> [The problem]: The answer must consist of every line in the data that contains "Hand".

Document page records
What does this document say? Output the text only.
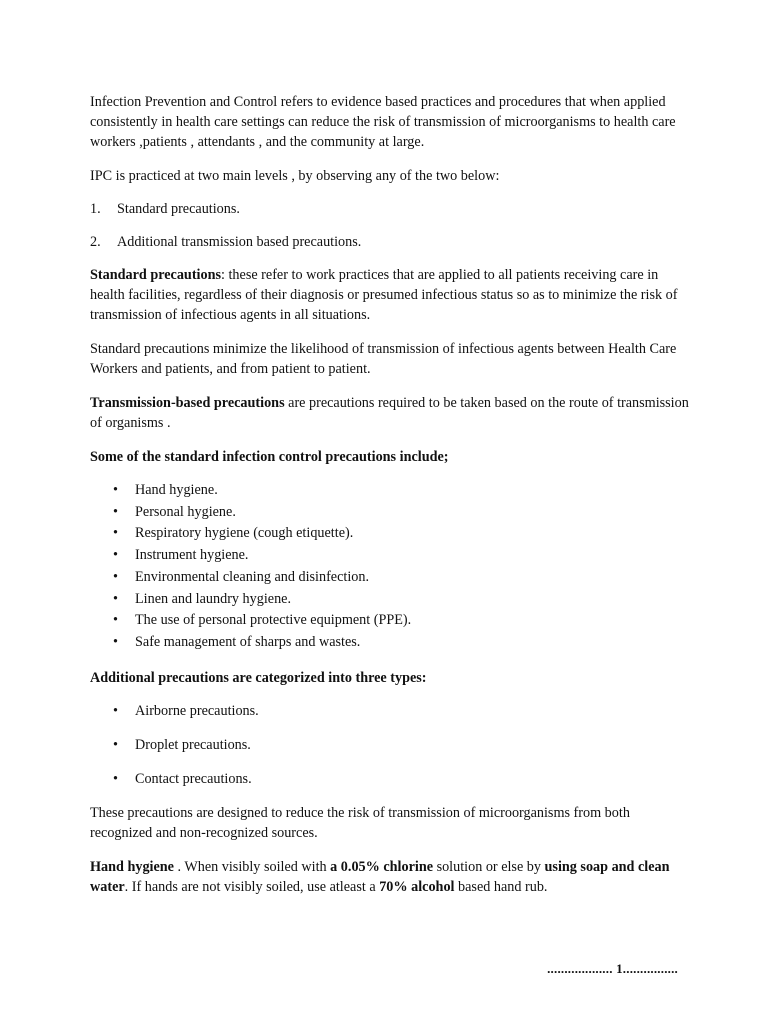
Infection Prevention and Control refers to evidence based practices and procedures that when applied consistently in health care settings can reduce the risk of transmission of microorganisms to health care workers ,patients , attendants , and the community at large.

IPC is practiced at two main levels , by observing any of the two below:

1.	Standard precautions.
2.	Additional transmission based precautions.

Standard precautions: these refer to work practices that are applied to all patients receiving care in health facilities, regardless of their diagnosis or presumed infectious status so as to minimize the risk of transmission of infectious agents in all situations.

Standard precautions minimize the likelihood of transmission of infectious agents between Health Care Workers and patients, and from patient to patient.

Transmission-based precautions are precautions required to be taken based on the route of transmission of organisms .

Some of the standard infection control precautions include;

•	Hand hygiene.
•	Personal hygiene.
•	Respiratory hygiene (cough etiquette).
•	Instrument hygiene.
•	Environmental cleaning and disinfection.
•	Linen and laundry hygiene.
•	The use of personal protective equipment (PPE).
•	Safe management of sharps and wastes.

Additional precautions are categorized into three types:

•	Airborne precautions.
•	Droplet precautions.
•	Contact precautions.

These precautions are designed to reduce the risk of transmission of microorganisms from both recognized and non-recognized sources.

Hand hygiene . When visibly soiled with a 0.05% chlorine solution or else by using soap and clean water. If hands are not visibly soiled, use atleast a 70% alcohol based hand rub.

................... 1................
* * *
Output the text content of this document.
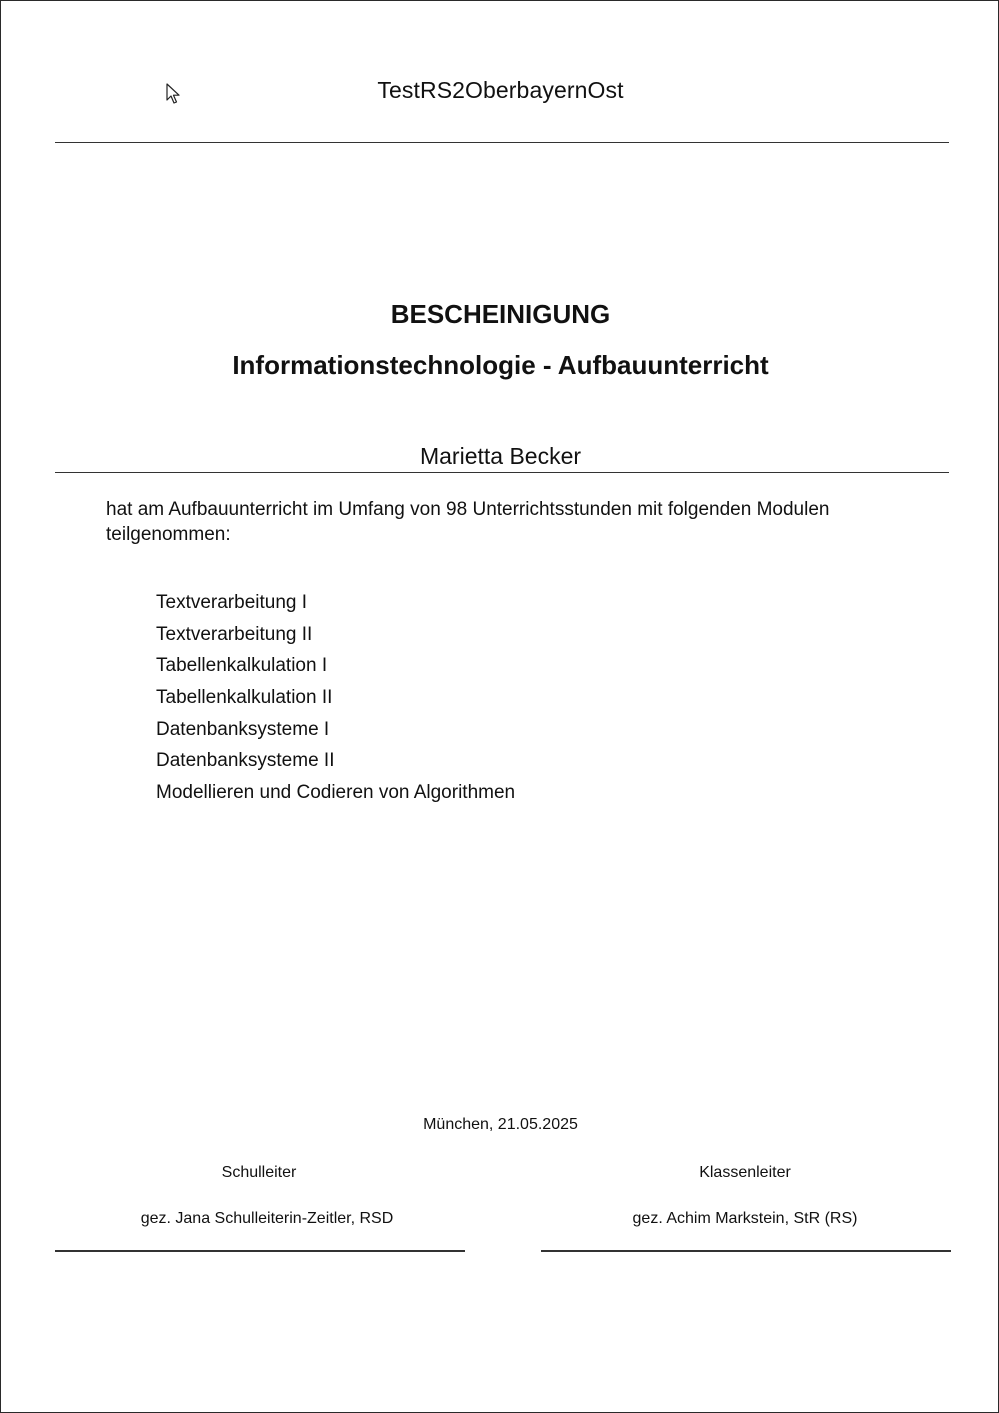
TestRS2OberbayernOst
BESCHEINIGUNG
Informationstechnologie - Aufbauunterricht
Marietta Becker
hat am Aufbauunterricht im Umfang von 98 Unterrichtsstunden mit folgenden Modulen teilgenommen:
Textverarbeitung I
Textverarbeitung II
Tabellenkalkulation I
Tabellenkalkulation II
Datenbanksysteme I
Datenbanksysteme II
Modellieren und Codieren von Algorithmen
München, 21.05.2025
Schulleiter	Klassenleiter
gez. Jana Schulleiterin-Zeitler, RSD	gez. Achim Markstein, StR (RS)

> [Reply to the task]:
•	Hand hygiene.
Hand hygiene . When visibly soiled with a 0.05% chlorine solution or else by using soap and clean water. If hands are not visibly soiled, use atleast a 70% alcohol based hand rub.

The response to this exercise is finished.